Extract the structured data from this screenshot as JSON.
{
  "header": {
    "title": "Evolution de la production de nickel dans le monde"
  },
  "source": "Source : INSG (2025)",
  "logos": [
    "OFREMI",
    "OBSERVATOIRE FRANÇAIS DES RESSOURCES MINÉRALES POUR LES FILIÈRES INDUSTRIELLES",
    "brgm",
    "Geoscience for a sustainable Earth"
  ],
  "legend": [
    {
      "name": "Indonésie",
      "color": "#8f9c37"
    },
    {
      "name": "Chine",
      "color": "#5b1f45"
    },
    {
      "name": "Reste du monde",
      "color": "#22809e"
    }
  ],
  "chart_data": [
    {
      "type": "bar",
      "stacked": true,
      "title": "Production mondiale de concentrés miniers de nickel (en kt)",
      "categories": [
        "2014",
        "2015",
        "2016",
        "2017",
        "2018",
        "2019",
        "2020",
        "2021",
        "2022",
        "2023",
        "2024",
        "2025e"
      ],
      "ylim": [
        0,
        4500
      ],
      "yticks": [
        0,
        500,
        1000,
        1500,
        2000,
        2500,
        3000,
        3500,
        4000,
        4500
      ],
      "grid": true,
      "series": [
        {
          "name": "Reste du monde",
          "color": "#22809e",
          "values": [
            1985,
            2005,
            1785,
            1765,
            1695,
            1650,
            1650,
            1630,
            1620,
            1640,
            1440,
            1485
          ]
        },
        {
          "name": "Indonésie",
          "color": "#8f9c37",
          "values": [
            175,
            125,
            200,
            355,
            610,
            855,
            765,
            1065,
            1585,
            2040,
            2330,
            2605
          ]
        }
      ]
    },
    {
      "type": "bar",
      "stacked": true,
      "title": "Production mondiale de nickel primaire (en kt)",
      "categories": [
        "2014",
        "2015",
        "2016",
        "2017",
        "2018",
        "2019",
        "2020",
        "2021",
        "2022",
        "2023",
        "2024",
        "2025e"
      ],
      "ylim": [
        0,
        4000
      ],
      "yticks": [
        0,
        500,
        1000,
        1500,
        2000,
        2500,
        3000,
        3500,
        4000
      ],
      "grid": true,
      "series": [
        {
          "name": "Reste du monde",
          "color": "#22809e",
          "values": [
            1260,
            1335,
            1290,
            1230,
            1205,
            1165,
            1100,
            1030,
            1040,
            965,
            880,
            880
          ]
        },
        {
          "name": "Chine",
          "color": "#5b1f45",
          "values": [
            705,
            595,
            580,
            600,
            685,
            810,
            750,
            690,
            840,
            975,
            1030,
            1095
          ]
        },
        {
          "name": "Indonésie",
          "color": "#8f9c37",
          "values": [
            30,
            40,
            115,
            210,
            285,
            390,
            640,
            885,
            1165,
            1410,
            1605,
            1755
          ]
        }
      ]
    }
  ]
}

+-------+

> Instructions to follow: Print every entry exactly as it appears.

> Written solution:
Extract the structured data from this screenshot as JSON.
{
  "header": {
    "title": "Evolution de la production de nickel dans le monde"
  },
  "source": "Source : INSG (2025)",
  "logos": [
    "OFREMI",
    "OBSERVATOIRE FRANÇAIS DES RESSOURCES MINÉRALES POUR LES FILIÈRES INDUSTRIELLES",
    "brgm",
    "Geoscience for a sustainable Earth"
  ],
  "legend": [
    {
      "name": "Indonésie",
      "color": "#8f9c37"
    },
    {
      "name": "Chine",
      "color": "#5b1f45"
    },
    {
      "name": "Reste du monde",
      "color": "#22809e"
    }
  ],
  "chart_data": [
    {
      "type": "bar",
      "stacked": true,
      "title": "Production mondiale de concentrés miniers de nickel (en kt)",
      "categories": [
        "2014",
        "2015",
        "2016",
        "2017",
        "2018",
        "2019",
        "2020",
        "2021",
        "2022",
        "2023",
        "2024",
        "2025e"
      ],
      "ylim": [
        0,
        4500
      ],
      "yticks": [
        0,
        500,
        1000,
        1500,
        2000,
        2500,
        3000,
        3500,
        4000,
        4500
      ],
      "grid": true,
      "series": [
        {
          "name": "Reste du monde",
          "color": "#22809e",
          "values": [
            1985,
            2005,
            1785,
            1765,
            1695,
            1650,
            1650,
            1630,
            1620,
            1640,
            1440,
            1485
          ]
        },
        {
          "name": "Indonésie",
          "color": "#8f9c37",
          "values": [
            175,
            125,
            200,
            355,
            610,
            855,
            765,
            1065,
            1585,
            2040,
            2330,
            2605
          ]
        }
      ]
    },
    {
      "type": "bar",
      "stacked": true,
      "title": "Production mondiale de nickel primaire (en kt)",
      "categories": [
        "2014",
        "2015",
        "2016",
        "2017",
        "2018",
        "2019",
        "2020",
        "2021",
        "2022",
        "2023",
        "2024",
        "2025e"
      ],
      "ylim": [
        0,
        4000
      ],
      "yticks": [
        0,
        500,
        1000,
        1500,
        2000,
        2500,
        3000,
        3500,
        4000
      ],
      "grid": true,
      "series": [
        {
          "name": "Reste du monde",
          "color": "#22809e",
          "values": [
            1260,
            1335,
            1290,
            1230,
            1205,
            1165,
            1100,
            1030,
            1040,
            965,
            880,
            880
          ]
        },
        {
          "name": "Chine",
          "color": "#5b1f45",
          "values": [
            705,
            595,
            580,
            600,
            685,
            810,
            750,
            690,
            840,
            975,
            1030,
            1095
          ]
        },
        {
          "name": "Indonésie",
          "color": "#8f9c37",
          "values": [
            30,
            40,
            115,
            210,
            285,
            390,
            640,
            885,
            1165,
            1410,
            1605,
            1755
          ]
        }
      ]
    }
  ]
}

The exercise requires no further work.